DO THIS: Do not carry the pictures over; copy every other part of the entries exactly.

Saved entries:
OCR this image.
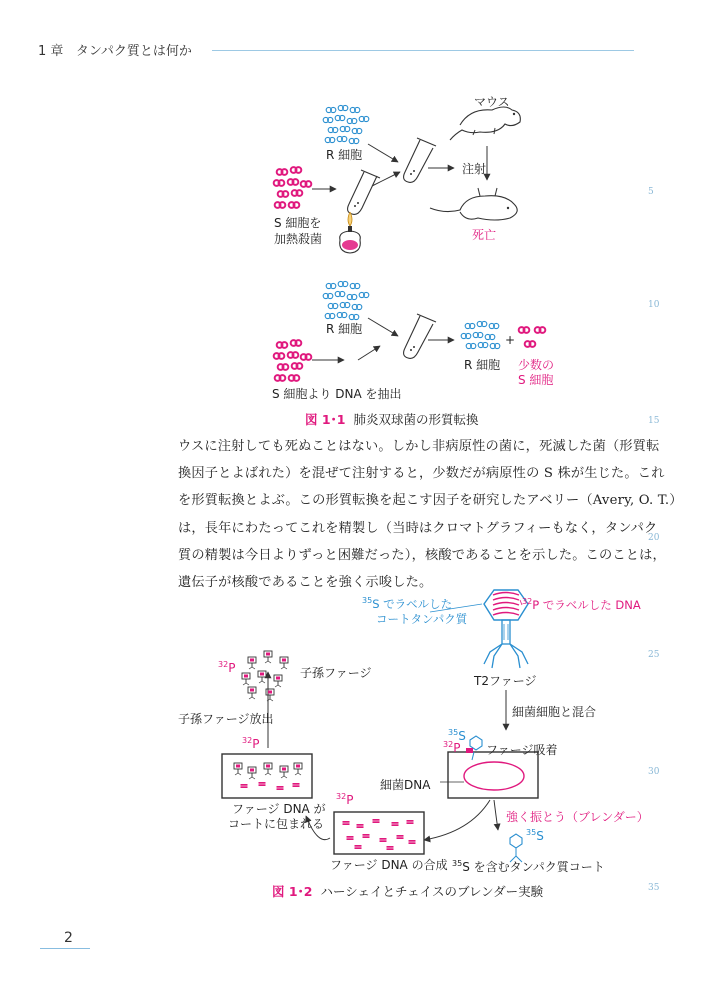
1 章 タンパク質とは何か
5
10
15
20
25
30
35
R 細胞
S 細胞を
加熱殺菌
マウス
注射
死亡
R 細胞
S 細胞より DNA を抽出
R 細胞
+
少数の
S 細胞
図 1･1 肺炎双球菌の形質転換

ウスに注射しても死ぬことはない。しかし非病原性の菌に，死滅した菌（形質転

換因子とよばれた）を混ぜて注射すると，少数だが病原性の S 株が生じた。これ

を形質転換とよぶ。この形質転換を起こす因子を研究したアベリー（Avery, O. T.）

は，長年にわたってこれを精製し（当時はクロマトグラフィーもなく，タンパク

質の精製は今日よりずっと困難だった），核酸であることを示した。このことは，

遺伝子が核酸であることを強く示唆した。

$^{35}$S でラベルした
コートタンパク質
$^{32}$P でラベルした DNA
T2ファージ
細菌細胞と混合
$^{35}$S
$^{32}$P ファージ吸着
細菌DNA
強く振とう（ブレンダー）
$^{35}$S
$^{35}$S を含むタンパク質コート
ファージ DNA の合成
$^{32}$P
ファージ DNA が
コートに包まれる
$^{32}$P
子孫ファージ放出
$^{32}$P	子孫ファージ
図 1･2 ハーシェイとチェイスのブレンダー実験
2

WORKED ANSWER:
OCR this image.
1 章 タンパク質とは何か
5
10
15
20
25
30
35
R 細胞
S 細胞を
加熱殺菌
マウス
注射
死亡
R 細胞
S 細胞より DNA を抽出
R 細胞
+
少数の
S 細胞
図 1･1 肺炎双球菌の形質転換

ウスに注射しても死ぬことはない。しかし非病原性の菌に，死滅した菌（形質転

換因子とよばれた）を混ぜて注射すると，少数だが病原性の S 株が生じた。これ

を形質転換とよぶ。この形質転換を起こす因子を研究したアベリー（Avery, O. T.）

は，長年にわたってこれを精製し（当時はクロマトグラフィーもなく，タンパク

質の精製は今日よりずっと困難だった），核酸であることを示した。このことは，

遺伝子が核酸であることを強く示唆した。

$^{35}$S でラベルした
コートタンパク質
$^{32}$P でラベルした DNA
T2ファージ
細菌細胞と混合
$^{35}$S
$^{32}$P ファージ吸着
細菌DNA
強く振とう（ブレンダー）
$^{35}$S
$^{35}$S を含むタンパク質コート
ファージ DNA の合成
$^{32}$P
ファージ DNA が
コートに包まれる
$^{32}$P
子孫ファージ放出
$^{32}$P	子孫ファージ
図 1･2 ハーシェイとチェイスのブレンダー実験
2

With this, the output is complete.